Copy each line in which the string "Indian" occurs.

▶ _Supplied material_
********

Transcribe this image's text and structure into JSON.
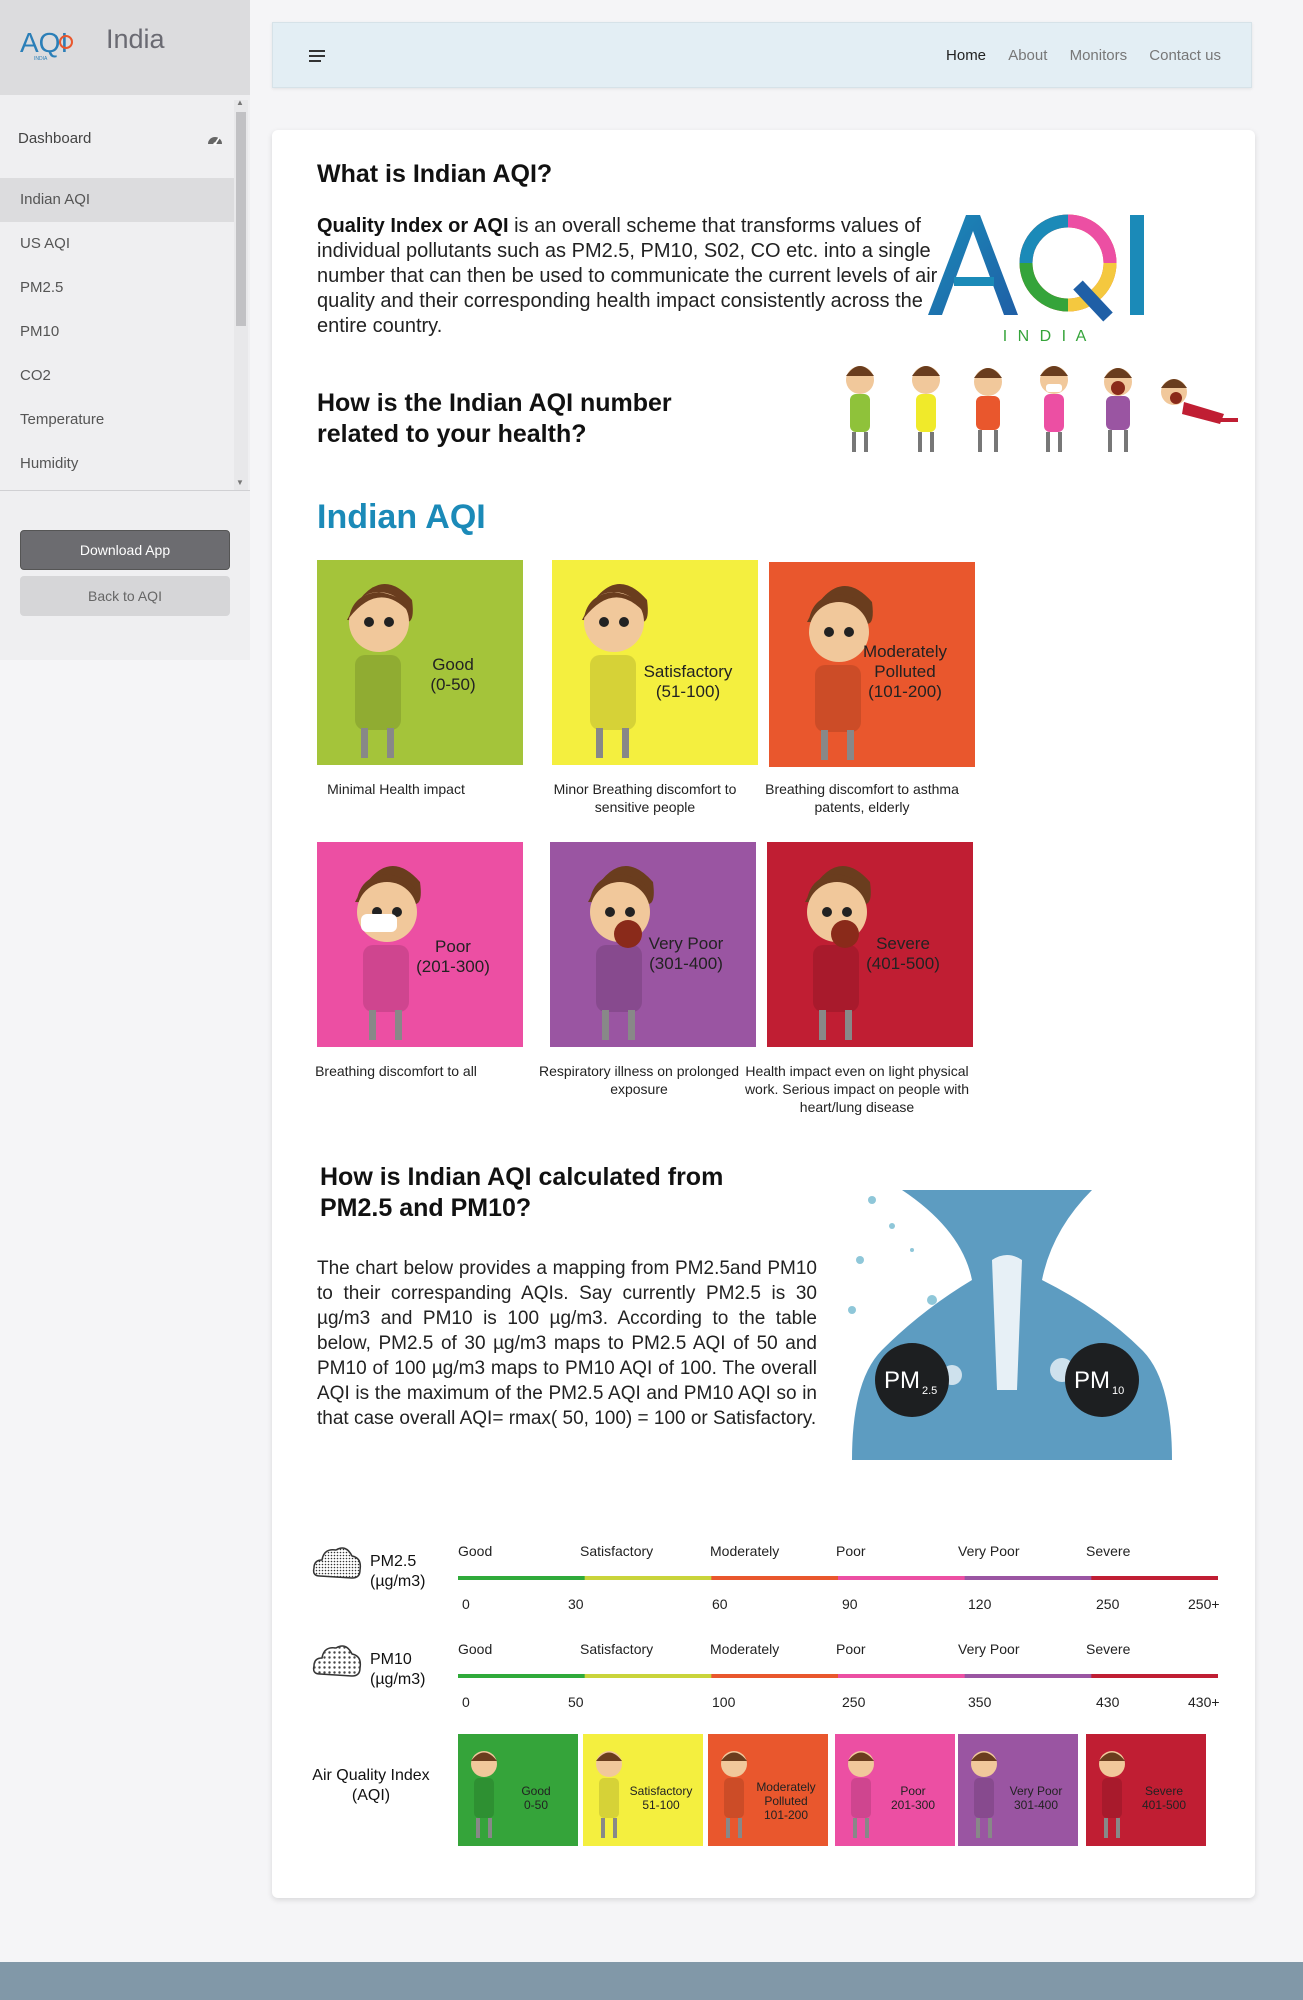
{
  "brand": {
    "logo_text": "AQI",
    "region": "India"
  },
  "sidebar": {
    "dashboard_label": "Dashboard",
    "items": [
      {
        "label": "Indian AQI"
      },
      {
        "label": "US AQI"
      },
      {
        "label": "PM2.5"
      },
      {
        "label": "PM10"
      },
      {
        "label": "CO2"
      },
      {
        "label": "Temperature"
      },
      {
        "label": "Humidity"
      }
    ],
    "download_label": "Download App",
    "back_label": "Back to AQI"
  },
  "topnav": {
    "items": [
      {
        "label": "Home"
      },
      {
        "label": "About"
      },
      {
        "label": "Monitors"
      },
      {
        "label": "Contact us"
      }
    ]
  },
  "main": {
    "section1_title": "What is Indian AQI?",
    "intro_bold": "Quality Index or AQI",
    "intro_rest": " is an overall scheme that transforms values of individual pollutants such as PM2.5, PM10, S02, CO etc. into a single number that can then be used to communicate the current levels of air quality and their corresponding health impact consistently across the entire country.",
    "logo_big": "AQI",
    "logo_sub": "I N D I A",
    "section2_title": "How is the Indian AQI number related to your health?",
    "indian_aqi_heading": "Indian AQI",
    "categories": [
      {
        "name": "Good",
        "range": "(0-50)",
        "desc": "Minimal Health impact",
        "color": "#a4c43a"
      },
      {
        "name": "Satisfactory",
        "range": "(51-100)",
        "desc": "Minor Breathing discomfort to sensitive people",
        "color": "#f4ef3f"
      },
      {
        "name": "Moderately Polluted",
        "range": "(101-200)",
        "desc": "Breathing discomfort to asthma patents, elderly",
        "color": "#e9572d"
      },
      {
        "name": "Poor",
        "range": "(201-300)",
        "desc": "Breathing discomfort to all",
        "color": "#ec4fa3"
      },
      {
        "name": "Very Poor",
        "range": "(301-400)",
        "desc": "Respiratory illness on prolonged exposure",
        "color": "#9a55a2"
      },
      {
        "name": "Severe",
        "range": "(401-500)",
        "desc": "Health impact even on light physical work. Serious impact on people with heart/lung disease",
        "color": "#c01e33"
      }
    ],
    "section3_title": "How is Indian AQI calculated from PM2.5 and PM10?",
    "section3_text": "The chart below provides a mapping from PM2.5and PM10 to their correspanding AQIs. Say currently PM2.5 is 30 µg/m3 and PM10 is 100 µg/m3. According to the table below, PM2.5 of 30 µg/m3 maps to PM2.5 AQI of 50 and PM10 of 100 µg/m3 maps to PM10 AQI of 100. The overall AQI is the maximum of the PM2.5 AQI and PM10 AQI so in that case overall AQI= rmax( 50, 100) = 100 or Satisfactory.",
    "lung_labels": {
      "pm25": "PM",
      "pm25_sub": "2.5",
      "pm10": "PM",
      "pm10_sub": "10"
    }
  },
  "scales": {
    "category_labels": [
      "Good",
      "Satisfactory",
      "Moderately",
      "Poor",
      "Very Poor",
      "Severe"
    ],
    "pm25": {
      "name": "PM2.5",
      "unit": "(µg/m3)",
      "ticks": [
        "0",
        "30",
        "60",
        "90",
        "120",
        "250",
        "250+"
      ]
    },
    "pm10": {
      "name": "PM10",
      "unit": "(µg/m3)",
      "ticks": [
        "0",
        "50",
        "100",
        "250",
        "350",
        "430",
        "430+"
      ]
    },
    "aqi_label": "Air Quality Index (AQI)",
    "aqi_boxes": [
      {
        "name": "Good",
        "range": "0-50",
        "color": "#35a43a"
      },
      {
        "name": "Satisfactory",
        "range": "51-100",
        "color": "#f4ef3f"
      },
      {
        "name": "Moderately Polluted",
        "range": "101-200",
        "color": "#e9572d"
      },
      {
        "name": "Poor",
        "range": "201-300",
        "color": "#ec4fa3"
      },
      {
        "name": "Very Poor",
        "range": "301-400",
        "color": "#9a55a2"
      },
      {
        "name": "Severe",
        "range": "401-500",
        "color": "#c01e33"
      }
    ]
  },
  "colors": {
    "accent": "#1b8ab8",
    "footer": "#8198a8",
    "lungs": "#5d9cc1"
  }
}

********

▶ _Response to the task_
        "label": "Indian AQI"
    "section1_title": "What is Indian AQI?",
    "section2_title": "How is the Indian AQI number related to your health?",
    "indian_aqi_heading": "Indian AQI",
    "section3_title": "How is Indian AQI calculated from PM2.5 and PM10?",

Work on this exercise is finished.